=== COMPITO RICHIESTO 1 ===
Restituisci per intero il brano sulla mafia e sulla latitanza di Messina Denaro, senza alcuna modifica.

La mafia è come il terrorismo: prospera
se può contare su connivenze e spazi liberi, si disintegra di fronte a una
repressione decisa. Tra errori e colpi di coda, ma alla fine non sfugge: non si
sfidano impuni le istituzioni, se le istituzioni esistono.
Hanno reagito le istituzioni dopo l’11
settembre mafioso? Si e no. Molta pulizia è stata fatta. Ma perché si dà la
caccia a Matteo Messina Danaro? Cioè: perché non lo si prende, a Castelvetrano
o a Palermo, dove si è rifugiato – non lontano, il mafioso è radicato, non può vivere fuori, e a spese di chi? 61 arresti, si dice, sono stati fatti di fiancheggiatori, ma questo non
esalta la repressione, esalta il latitante. Che era e non era un mafioso alla
Riina, ignorante e feroce.
Messina Denaro è latitante da quando
aveva trent’anni. Leggeva, scriveva, e era amico e commensale di eccellenti
signore di Palermo e dintorni. Era un confidente? Succede anche nel terrorismo,
che molti che si potrebbero disinnescare o eliminare senza difficoltà, hanno
spazio di agire.

=== COMPITO RICHIESTO 2 ===
Riscrivi i record partendo dalla prima riga e fermandoti dopo quella che contiene "data-point <box>497 287 504 294</box>", con entrambe le righe incluse. Sostituisci "bounding box" con "enclosing rectangle" e lascia invariato tutto il resto.

(Record del dataset)
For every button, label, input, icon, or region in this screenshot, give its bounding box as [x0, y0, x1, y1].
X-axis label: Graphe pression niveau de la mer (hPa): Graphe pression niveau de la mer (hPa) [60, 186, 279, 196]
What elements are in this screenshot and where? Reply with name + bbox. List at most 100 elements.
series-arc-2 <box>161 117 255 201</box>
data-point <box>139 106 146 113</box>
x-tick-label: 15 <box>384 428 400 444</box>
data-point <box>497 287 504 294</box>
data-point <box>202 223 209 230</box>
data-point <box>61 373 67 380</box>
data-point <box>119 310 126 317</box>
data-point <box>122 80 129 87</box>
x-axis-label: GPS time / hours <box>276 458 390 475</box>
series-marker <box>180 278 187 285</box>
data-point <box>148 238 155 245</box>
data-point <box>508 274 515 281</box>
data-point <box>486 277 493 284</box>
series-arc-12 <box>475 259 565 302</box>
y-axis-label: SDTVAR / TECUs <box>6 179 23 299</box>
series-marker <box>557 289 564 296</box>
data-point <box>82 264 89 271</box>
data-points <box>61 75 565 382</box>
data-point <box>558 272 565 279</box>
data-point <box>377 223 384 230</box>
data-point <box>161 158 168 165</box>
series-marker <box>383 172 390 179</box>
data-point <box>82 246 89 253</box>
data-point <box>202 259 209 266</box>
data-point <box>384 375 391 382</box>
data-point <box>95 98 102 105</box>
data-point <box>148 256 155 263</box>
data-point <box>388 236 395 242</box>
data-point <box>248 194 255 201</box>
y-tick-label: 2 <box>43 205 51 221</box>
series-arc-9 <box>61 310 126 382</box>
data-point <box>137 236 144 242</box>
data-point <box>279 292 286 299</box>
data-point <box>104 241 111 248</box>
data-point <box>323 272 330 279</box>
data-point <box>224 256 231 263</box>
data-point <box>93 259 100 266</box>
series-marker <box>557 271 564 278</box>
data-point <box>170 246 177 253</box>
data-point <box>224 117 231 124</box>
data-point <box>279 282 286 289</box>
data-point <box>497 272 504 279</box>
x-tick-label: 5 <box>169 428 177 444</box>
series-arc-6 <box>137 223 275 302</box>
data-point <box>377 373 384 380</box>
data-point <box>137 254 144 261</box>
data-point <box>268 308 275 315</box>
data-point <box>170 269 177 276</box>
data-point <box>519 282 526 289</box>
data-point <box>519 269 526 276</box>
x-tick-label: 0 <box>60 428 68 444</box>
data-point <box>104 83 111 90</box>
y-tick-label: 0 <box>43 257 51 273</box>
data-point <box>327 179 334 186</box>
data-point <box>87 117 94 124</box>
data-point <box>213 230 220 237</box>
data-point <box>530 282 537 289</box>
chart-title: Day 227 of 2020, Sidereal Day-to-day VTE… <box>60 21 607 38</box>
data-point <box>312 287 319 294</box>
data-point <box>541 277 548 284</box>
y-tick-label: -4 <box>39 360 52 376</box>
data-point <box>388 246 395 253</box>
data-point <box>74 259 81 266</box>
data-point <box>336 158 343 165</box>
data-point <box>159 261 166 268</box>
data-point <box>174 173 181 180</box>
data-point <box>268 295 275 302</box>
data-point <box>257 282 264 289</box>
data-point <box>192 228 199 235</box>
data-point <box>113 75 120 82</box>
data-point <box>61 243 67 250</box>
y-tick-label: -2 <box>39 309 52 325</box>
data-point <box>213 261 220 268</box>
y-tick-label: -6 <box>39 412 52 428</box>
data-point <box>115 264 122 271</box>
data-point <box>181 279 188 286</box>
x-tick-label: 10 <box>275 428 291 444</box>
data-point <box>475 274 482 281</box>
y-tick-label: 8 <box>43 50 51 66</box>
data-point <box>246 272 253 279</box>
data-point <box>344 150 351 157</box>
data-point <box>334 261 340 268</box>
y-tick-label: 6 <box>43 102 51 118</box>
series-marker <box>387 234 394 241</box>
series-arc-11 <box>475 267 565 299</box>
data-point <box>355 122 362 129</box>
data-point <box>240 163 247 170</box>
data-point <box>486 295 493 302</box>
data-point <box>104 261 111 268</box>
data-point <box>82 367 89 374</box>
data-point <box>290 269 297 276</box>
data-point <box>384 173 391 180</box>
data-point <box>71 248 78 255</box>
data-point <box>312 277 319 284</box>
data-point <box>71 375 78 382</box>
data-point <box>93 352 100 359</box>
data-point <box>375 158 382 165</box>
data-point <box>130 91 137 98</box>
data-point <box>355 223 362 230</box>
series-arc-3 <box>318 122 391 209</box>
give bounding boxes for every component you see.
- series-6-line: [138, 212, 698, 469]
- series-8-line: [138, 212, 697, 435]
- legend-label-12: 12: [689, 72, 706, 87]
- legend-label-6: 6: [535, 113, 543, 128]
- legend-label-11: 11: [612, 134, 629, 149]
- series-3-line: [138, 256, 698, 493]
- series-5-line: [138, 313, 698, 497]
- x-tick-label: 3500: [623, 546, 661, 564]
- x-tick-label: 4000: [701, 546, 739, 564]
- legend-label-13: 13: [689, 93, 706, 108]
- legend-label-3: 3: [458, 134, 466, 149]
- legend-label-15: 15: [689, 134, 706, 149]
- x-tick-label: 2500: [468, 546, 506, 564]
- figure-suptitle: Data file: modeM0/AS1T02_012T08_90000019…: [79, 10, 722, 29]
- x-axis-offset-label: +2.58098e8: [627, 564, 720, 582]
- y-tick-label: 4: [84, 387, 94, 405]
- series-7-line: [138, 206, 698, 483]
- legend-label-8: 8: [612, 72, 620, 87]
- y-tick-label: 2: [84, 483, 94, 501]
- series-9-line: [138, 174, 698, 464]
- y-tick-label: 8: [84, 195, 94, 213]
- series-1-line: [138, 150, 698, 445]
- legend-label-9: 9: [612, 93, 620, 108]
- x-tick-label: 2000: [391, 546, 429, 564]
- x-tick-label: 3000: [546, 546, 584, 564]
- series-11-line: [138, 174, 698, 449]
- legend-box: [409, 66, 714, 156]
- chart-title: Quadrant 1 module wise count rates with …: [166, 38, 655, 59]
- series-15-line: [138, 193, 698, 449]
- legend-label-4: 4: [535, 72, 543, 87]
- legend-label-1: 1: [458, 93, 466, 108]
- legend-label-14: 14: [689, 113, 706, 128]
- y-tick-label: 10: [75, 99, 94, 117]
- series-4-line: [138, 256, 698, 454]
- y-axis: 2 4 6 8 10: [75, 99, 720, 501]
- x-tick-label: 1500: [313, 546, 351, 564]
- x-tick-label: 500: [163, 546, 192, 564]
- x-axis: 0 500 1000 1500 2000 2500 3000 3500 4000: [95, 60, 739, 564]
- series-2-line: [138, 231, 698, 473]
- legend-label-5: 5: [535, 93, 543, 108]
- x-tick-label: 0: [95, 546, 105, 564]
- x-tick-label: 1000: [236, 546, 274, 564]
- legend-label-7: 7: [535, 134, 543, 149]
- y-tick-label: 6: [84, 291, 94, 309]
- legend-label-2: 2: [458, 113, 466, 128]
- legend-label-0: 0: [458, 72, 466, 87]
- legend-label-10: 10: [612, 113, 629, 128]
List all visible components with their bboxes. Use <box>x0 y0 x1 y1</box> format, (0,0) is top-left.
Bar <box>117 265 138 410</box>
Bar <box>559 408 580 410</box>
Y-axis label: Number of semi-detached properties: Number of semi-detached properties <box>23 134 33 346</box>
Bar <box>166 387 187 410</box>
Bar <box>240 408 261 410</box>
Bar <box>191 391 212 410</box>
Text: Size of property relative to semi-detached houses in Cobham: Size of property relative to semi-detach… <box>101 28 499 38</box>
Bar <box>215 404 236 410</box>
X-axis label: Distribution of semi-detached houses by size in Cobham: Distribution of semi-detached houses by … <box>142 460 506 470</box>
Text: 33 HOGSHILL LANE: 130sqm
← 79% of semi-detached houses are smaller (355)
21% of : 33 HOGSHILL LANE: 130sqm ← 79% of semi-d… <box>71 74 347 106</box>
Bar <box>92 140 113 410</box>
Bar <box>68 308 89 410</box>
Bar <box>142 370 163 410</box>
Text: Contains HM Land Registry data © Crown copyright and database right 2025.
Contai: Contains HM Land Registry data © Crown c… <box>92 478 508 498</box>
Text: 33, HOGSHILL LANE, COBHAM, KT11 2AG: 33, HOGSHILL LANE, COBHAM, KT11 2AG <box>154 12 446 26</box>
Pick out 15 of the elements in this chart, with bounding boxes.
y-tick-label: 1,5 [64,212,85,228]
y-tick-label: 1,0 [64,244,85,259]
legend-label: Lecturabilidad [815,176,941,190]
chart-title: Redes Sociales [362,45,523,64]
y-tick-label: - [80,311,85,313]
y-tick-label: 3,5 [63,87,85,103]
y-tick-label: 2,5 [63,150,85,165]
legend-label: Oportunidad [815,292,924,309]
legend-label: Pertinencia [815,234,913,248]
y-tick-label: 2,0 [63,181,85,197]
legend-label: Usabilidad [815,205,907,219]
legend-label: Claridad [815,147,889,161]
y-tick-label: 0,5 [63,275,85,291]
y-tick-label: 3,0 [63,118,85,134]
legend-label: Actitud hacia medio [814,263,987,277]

=== SOLUZIONE SCRITTA 1 ===
La mafia è come il terrorismo: prospera
se può contare su connivenze e spazi liberi, si disintegra di fronte a una
repressione decisa. Tra errori e colpi di coda, ma alla fine non sfugge: non si
sfidano impuni le istituzioni, se le istituzioni esistono.
Hanno reagito le istituzioni dopo l’11
settembre mafioso? Si e no. Molta pulizia è stata fatta. Ma perché si dà la
caccia a Matteo Messina Danaro? Cioè: perché non lo si prende, a Castelvetrano
o a Palermo, dove si è rifugiato – non lontano, il mafioso è radicato, non può vivere fuori, e a spese di chi? 61 arresti, si dice, sono stati fatti di fiancheggiatori, ma questo non
esalta la repressione, esalta il latitante. Che era e non era un mafioso alla
Riina, ignorante e feroce.
Messina Denaro è latitante da quando
aveva trent’anni. Leggeva, scriveva, e era amico e commensale di eccellenti
signore di Palermo e dintorni. Era un confidente? Succede anche nel terrorismo,
che molti che si potrebbero disinnescare o eliminare senza difficoltà, hanno
spazio di agire.

=== SOLUZIONE SCRITTA 2 ===
For every button, label, input, icon, or region in this screenshot, give its enclosing rectangle as [x0, y0, x1, y1].
X-axis label: Graphe pression niveau de la mer (hPa): Graphe pression niveau de la mer (hPa) [60, 186, 279, 196]
What elements are in this screenshot and where? Reply with name + bbox. List at most 100 elements.
series-arc-2 <box>161 117 255 201</box>
data-point <box>139 106 146 113</box>
x-tick-label: 15 <box>384 428 400 444</box>
data-point <box>497 287 504 294</box>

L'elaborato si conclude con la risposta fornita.